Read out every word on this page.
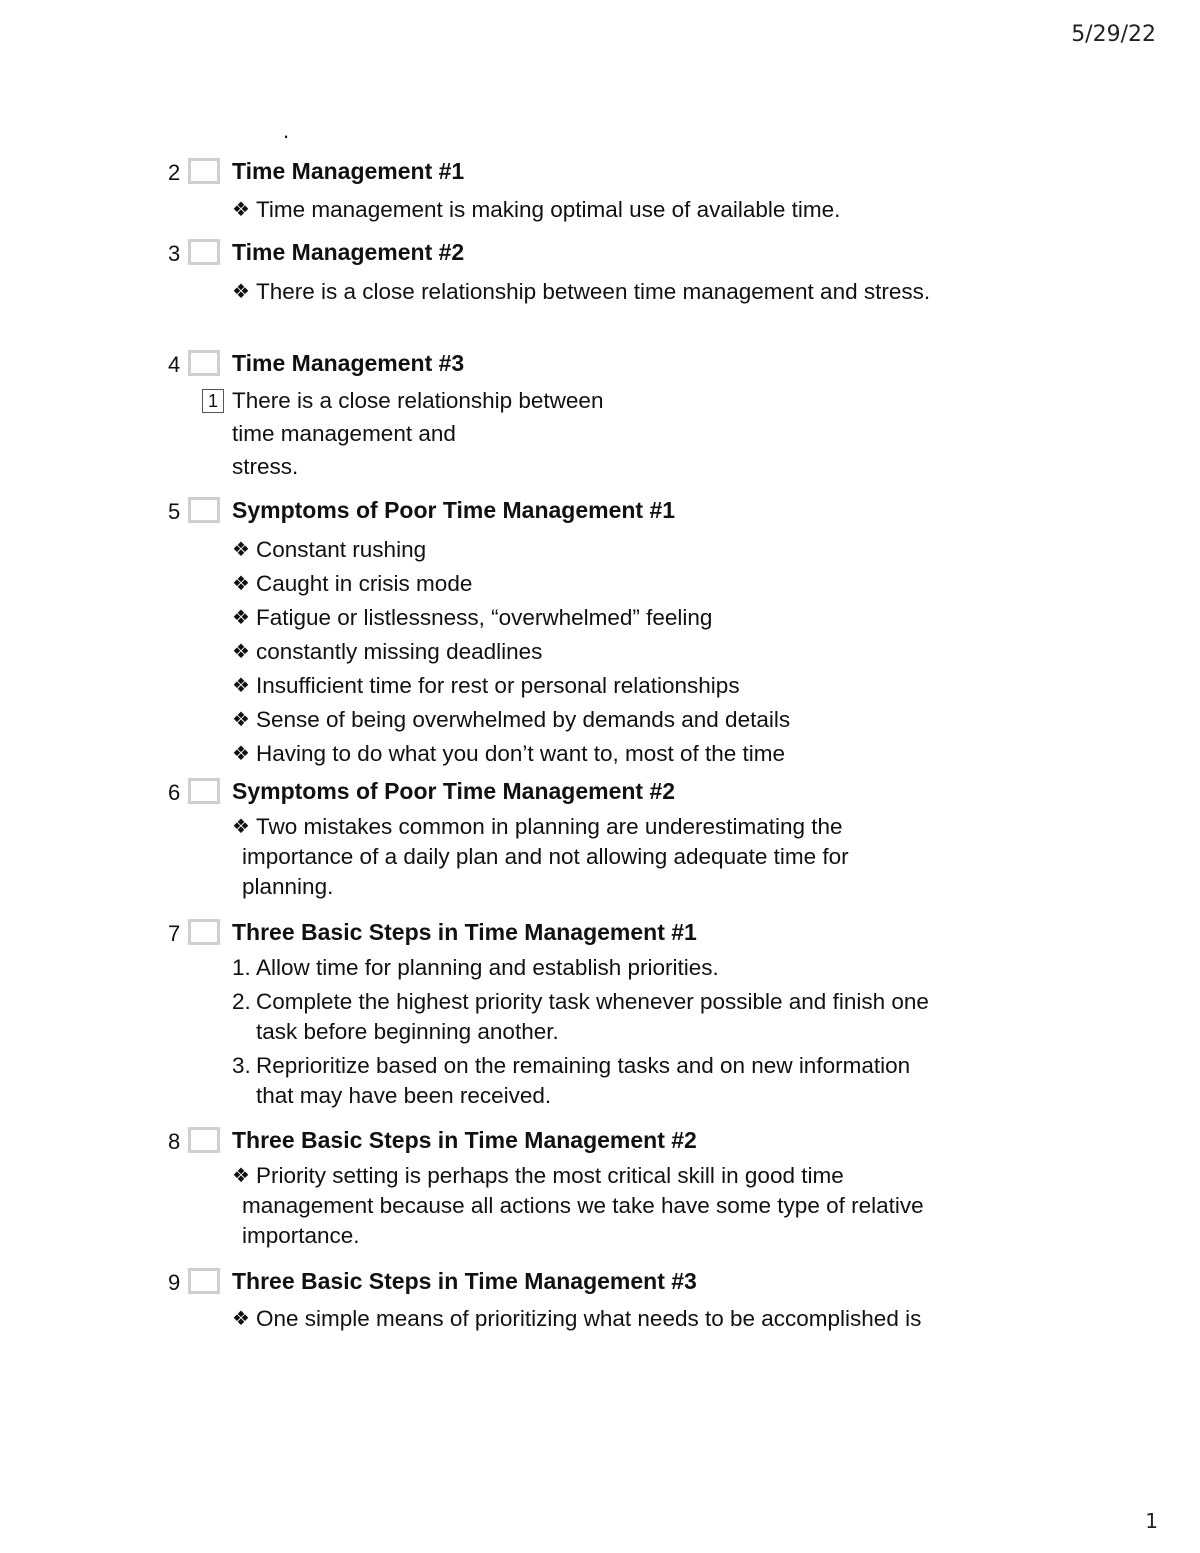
5/29/22
.
2 Time Management #1
❖ Time management is making optimal use of available time.
3 Time Management #2
❖ There is a close relationship between time management and stress.
4 Time Management #3
1 There is a close relationship between
time management and
stress.
5 Symptoms of Poor Time Management #1
❖ Constant rushing
❖ Caught in crisis mode
❖ Fatigue or listlessness, “overwhelmed” feeling
❖ constantly missing deadlines
❖ Insufficient time for rest or personal relationships
❖ Sense of being overwhelmed by demands and details
❖ Having to do what you don’t want to, most of the time
6 Symptoms of Poor Time Management #2
❖ Two mistakes common in planning are underestimating the
importance of a daily plan and not allowing adequate time for
planning.
7 Three Basic Steps in Time Management #1
1. Allow time for planning and establish priorities.
2. Complete the highest priority task whenever possible and finish one
task before beginning another.
3. Reprioritize based on the remaining tasks and on new information
that may have been received.
8 Three Basic Steps in Time Management #2
❖ Priority setting is perhaps the most critical skill in good time
management because all actions we take have some type of relative
importance.
9 Three Basic Steps in Time Management #3
❖ One simple means of prioritizing what needs to be accomplished is
1
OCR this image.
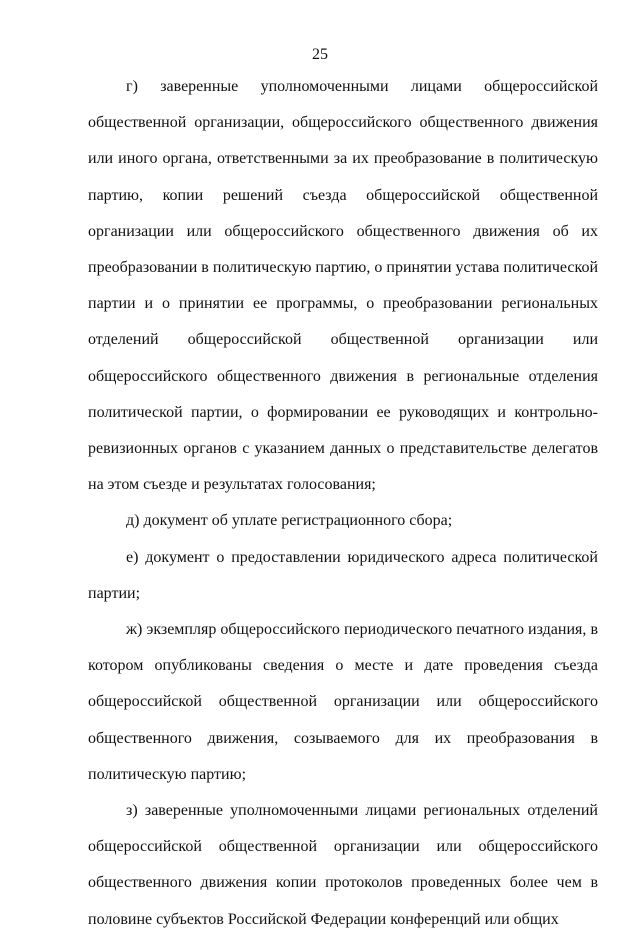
25

г) заверенные уполномоченными лицами общероссийской общественной организации, общероссийского общественного движения или иного органа, ответственными за их преобразование в политическую партию, копии решений съезда общероссийской общественной организации или общероссийского общественного движения об их преобразовании в политическую партию, о принятии устава политической партии и о принятии ее программы, о преобразовании региональных отделений общероссийской общественной организации или общероссийского общественного движения в региональные отделения политической партии, о формировании ее руководящих и контрольно-ревизионных органов с указанием данных о представительстве делегатов на этом съезде и результатах голосования;

д) документ об уплате регистрационного сбора;

е) документ о предоставлении юридического адреса политической партии;

ж) экземпляр общероссийского периодического печатного издания, в котором опубликованы сведения о месте и дате проведения съезда общероссийской общественной организации или общероссийского общественного движения, созываемого для их преобразования в политическую партию;

з) заверенные уполномоченными лицами региональных отделений общероссийской общественной организации или общероссийского общественного движения копии протоколов проведенных более чем в половине субъектов Российской Федерации конференций или общих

__SET TASK__:
In the listing above, count each line that holds the string "importance". Give the number only.

__PROBLEM SOLUTION__:
2